======== Record list

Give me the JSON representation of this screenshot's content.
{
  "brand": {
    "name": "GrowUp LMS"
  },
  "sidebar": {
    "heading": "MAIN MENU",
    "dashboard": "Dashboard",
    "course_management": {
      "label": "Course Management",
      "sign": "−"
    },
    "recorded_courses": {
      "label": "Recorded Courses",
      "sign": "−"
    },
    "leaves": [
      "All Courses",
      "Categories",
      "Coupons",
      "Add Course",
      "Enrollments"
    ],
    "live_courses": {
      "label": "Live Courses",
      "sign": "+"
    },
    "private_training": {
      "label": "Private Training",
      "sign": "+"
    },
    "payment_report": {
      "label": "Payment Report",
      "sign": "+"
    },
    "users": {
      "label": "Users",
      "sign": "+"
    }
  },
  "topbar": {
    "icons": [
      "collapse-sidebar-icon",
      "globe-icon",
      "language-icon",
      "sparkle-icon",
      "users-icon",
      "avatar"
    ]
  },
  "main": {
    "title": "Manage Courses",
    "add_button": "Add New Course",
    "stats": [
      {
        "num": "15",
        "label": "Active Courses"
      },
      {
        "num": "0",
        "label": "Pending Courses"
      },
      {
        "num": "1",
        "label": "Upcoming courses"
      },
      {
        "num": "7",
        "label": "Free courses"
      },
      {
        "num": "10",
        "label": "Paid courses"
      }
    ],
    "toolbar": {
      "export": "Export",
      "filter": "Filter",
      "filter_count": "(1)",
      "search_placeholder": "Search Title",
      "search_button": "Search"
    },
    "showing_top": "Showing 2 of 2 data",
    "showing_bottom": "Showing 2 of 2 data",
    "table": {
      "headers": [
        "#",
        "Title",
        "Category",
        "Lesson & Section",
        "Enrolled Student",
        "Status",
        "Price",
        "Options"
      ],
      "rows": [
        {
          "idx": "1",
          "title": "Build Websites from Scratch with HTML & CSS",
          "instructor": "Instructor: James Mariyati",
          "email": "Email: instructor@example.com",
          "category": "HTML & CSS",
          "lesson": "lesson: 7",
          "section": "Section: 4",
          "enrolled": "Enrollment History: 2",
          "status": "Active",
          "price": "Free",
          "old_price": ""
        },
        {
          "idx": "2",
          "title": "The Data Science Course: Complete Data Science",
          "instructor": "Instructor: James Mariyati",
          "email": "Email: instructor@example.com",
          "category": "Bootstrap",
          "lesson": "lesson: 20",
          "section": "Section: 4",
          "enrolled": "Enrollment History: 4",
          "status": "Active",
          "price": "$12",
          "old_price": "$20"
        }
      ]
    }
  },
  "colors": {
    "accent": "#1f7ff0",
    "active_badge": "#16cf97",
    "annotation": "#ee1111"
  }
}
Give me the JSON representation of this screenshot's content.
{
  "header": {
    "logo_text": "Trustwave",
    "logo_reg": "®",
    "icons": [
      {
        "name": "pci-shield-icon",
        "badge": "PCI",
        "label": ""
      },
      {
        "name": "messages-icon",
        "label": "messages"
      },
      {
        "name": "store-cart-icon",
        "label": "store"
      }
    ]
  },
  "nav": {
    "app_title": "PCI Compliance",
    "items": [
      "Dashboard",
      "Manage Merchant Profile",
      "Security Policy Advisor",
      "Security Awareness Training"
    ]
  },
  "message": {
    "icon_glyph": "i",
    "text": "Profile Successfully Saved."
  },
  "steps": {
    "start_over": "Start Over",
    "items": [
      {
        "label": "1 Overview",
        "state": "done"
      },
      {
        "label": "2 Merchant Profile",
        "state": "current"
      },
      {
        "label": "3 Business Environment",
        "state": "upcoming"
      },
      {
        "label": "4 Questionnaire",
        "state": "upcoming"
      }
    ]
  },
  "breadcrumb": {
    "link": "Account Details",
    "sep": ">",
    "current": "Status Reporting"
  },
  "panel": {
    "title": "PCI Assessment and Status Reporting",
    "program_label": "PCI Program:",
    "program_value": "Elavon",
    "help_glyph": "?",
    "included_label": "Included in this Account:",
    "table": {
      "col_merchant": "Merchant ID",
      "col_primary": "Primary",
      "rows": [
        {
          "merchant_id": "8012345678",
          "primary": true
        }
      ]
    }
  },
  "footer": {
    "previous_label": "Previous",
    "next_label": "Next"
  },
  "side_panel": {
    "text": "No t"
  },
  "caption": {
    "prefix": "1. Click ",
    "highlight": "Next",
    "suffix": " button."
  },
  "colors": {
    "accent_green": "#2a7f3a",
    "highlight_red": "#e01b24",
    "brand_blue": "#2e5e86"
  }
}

================

Instructions to follow =
Extract the listing in its entirety, matching it exactly.

Correct answer =
Give me the JSON representation of this screenshot's content.
{
  "brand": {
    "name": "GrowUp LMS"
  },
  "sidebar": {
    "heading": "MAIN MENU",
    "dashboard": "Dashboard",
    "course_management": {
      "label": "Course Management",
      "sign": "−"
    },
    "recorded_courses": {
      "label": "Recorded Courses",
      "sign": "−"
    },
    "leaves": [
      "All Courses",
      "Categories",
      "Coupons",
      "Add Course",
      "Enrollments"
    ],
    "live_courses": {
      "label": "Live Courses",
      "sign": "+"
    },
    "private_training": {
      "label": "Private Training",
      "sign": "+"
    },
    "payment_report": {
      "label": "Payment Report",
      "sign": "+"
    },
    "users": {
      "label": "Users",
      "sign": "+"
    }
  },
  "topbar": {
    "icons": [
      "collapse-sidebar-icon",
      "globe-icon",
      "language-icon",
      "sparkle-icon",
      "users-icon",
      "avatar"
    ]
  },
  "main": {
    "title": "Manage Courses",
    "add_button": "Add New Course",
    "stats": [
      {
        "num": "15",
        "label": "Active Courses"
      },
      {
        "num": "0",
        "label": "Pending Courses"
      },
      {
        "num": "1",
        "label": "Upcoming courses"
      },
      {
        "num": "7",
        "label": "Free courses"
      },
      {
        "num": "10",
        "label": "Paid courses"
      }
    ],
    "toolbar": {
      "export": "Export",
      "filter": "Filter",
      "filter_count": "(1)",
      "search_placeholder": "Search Title",
      "search_button": "Search"
    },
    "showing_top": "Showing 2 of 2 data",
    "showing_bottom": "Showing 2 of 2 data",
    "table": {
      "headers": [
        "#",
        "Title",
        "Category",
        "Lesson & Section",
        "Enrolled Student",
        "Status",
        "Price",
        "Options"
      ],
      "rows": [
        {
          "idx": "1",
          "title": "Build Websites from Scratch with HTML & CSS",
          "instructor": "Instructor: James Mariyati",
          "email": "Email: instructor@example.com",
          "category": "HTML & CSS",
          "lesson": "lesson: 7",
          "section": "Section: 4",
          "enrolled": "Enrollment History: 2",
          "status": "Active",
          "price": "Free",
          "old_price": ""
        },
        {
          "idx": "2",
          "title": "The Data Science Course: Complete Data Science",
          "instructor": "Instructor: James Mariyati",
          "email": "Email: instructor@example.com",
          "category": "Bootstrap",
          "lesson": "lesson: 20",
          "section": "Section: 4",
          "enrolled": "Enrollment History: 4",
          "status": "Active",
          "price": "$12",
          "old_price": "$20"
        }
      ]
    }
  },
  "colors": {
    "accent": "#1f7ff0",
    "active_badge": "#16cf97",
    "annotation": "#ee1111"
  }
}
Give me the JSON representation of this screenshot's content.
{
  "header": {
    "logo_text": "Trustwave",
    "logo_reg": "®",
    "icons": [
      {
        "name": "pci-shield-icon",
        "badge": "PCI",
        "label": ""
      },
      {
        "name": "messages-icon",
        "label": "messages"
      },
      {
        "name": "store-cart-icon",
        "label": "store"
      }
    ]
  },
  "nav": {
    "app_title": "PCI Compliance",
    "items": [
      "Dashboard",
      "Manage Merchant Profile",
      "Security Policy Advisor",
      "Security Awareness Training"
    ]
  },
  "message": {
    "icon_glyph": "i",
    "text": "Profile Successfully Saved."
  },
  "steps": {
    "start_over": "Start Over",
    "items": [
      {
        "label": "1 Overview",
        "state": "done"
      },
      {
        "label": "2 Merchant Profile",
        "state": "current"
      },
      {
        "label": "3 Business Environment",
        "state": "upcoming"
      },
      {
        "label": "4 Questionnaire",
        "state": "upcoming"
      }
    ]
  },
  "breadcrumb": {
    "link": "Account Details",
    "sep": ">",
    "current": "Status Reporting"
  },
  "panel": {
    "title": "PCI Assessment and Status Reporting",
    "program_label": "PCI Program:",
    "program_value": "Elavon",
    "help_glyph": "?",
    "included_label": "Included in this Account:",
    "table": {
      "col_merchant": "Merchant ID",
      "col_primary": "Primary",
      "rows": [
        {
          "merchant_id": "8012345678",
          "primary": true
        }
      ]
    }
  },
  "footer": {
    "previous_label": "Previous",
    "next_label": "Next"
  },
  "side_panel": {
    "text": "No t"
  },
  "caption": {
    "prefix": "1. Click ",
    "highlight": "Next",
    "suffix": " button."
  },
  "colors": {
    "accent_green": "#2a7f3a",
    "highlight_red": "#e01b24",
    "brand_blue": "#2e5e86"
  }
}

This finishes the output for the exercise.